Saved data entries
=====

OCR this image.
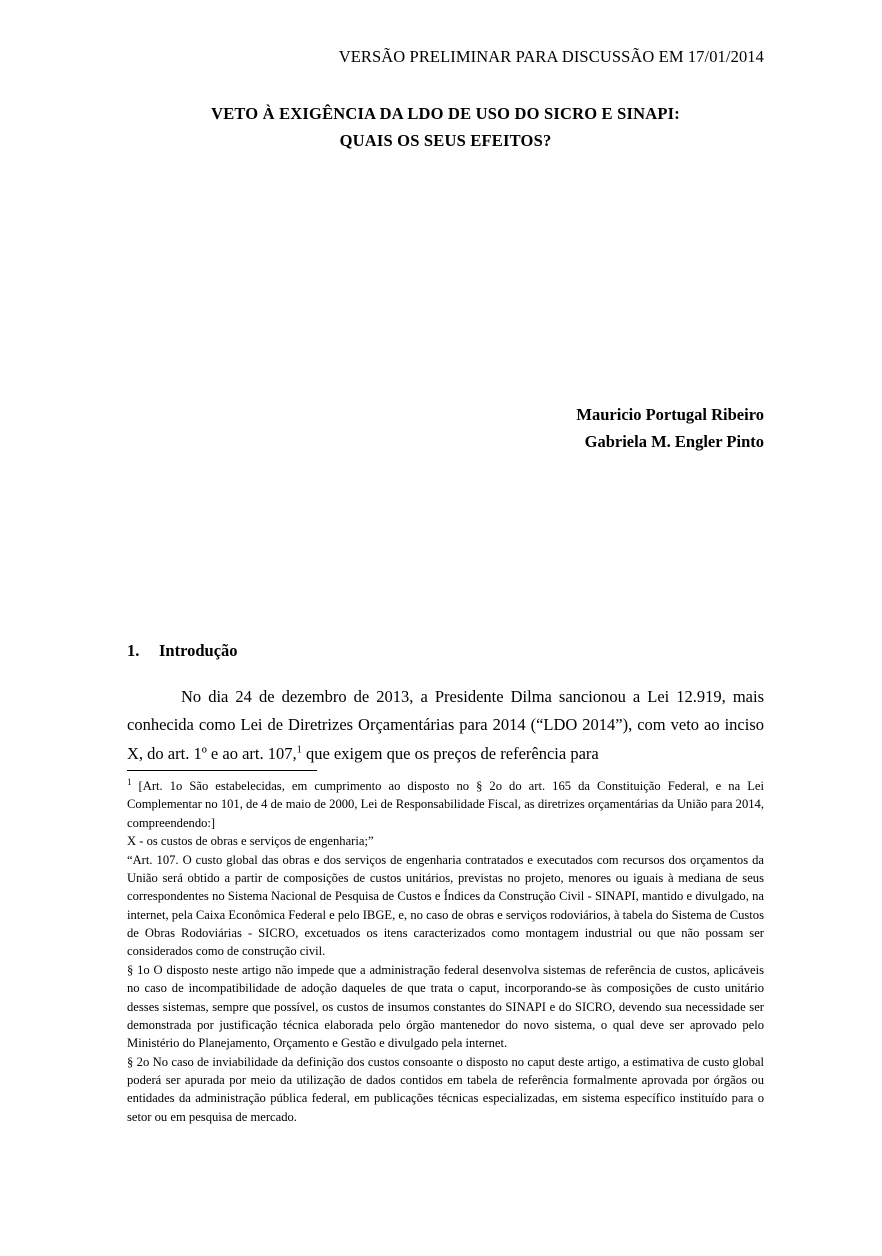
VERSÃO PRELIMINAR PARA DISCUSSÃO EM 17/01/2014
VETO À EXIGÊNCIA DA LDO DE USO DO SICRO E SINAPI:
QUAIS OS SEUS EFEITOS?
Mauricio Portugal Ribeiro
Gabriela M. Engler Pinto
1.	Introdução
No dia 24 de dezembro de 2013, a Presidente Dilma sancionou a Lei 12.919, mais conhecida como Lei de Diretrizes Orçamentárias para 2014 (“LDO 2014”), com veto ao inciso X, do art. 1º e ao art. 107,$^1$ que exigem que os preços de referência para
$^1$ [Art. 1o São estabelecidas, em cumprimento ao disposto no § 2o do art. 165 da Constituição Federal, e na Lei Complementar no 101, de 4 de maio de 2000, Lei de Responsabilidade Fiscal, as diretrizes orçamentárias da União para 2014, compreendendo:]
X - os custos de obras e serviços de engenharia;”
“Art. 107. O custo global das obras e dos serviços de engenharia contratados e executados com recursos dos orçamentos da União será obtido a partir de composições de custos unitários, previstas no projeto, menores ou iguais à mediana de seus correspondentes no Sistema Nacional de Pesquisa de Custos e Índices da Construção Civil - SINAPI, mantido e divulgado, na internet, pela Caixa Econômica Federal e pelo IBGE, e, no caso de obras e serviços rodoviários, à tabela do Sistema de Custos de Obras Rodoviárias - SICRO, excetuados os itens caracterizados como montagem industrial ou que não possam ser considerados como de construção civil.
§ 1o O disposto neste artigo não impede que a administração federal desenvolva sistemas de referência de custos, aplicáveis no caso de incompatibilidade de adoção daqueles de que trata o caput, incorporando-se às composições de custo unitário desses sistemas, sempre que possível, os custos de insumos constantes do SINAPI e do SICRO, devendo sua necessidade ser demonstrada por justificação técnica elaborada pelo órgão mantenedor do novo sistema, o qual deve ser aprovado pelo Ministério do Planejamento, Orçamento e Gestão e divulgado pela internet.
§ 2o No caso de inviabilidade da definição dos custos consoante o disposto no caput deste artigo, a estimativa de custo global poderá ser apurada por meio da utilização de dados contidos em tabela de referência formalmente aprovada por órgãos ou entidades da administração pública federal, em publicações técnicas especializadas, em sistema específico instituído para o setor ou em pesquisa de mercado.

=====

WORK INSTRUCTIONS => Show every line of the records above that contains the word "engenharia".

FINISHED TASK =>
X - os custos de obras e serviços de engenharia;”
“Art. 107. O custo global das obras e dos serviços de engenharia contratados e executados com recursos dos orçamentos da União será obtido a partir de composições de custos unitários, previstas no projeto, menores ou iguais à mediana de seus correspondentes no Sistema Nacional de Pesquisa de Custos e Índices da Construção Civil - SINAPI, mantido e divulgado, na internet, pela Caixa Econômica Federal e pelo IBGE, e, no caso de obras e serviços rodoviários, à tabela do Sistema de Custos de Obras Rodoviárias - SICRO, excetuados os itens caracterizados como montagem industrial ou que não possam ser considerados como de construção civil.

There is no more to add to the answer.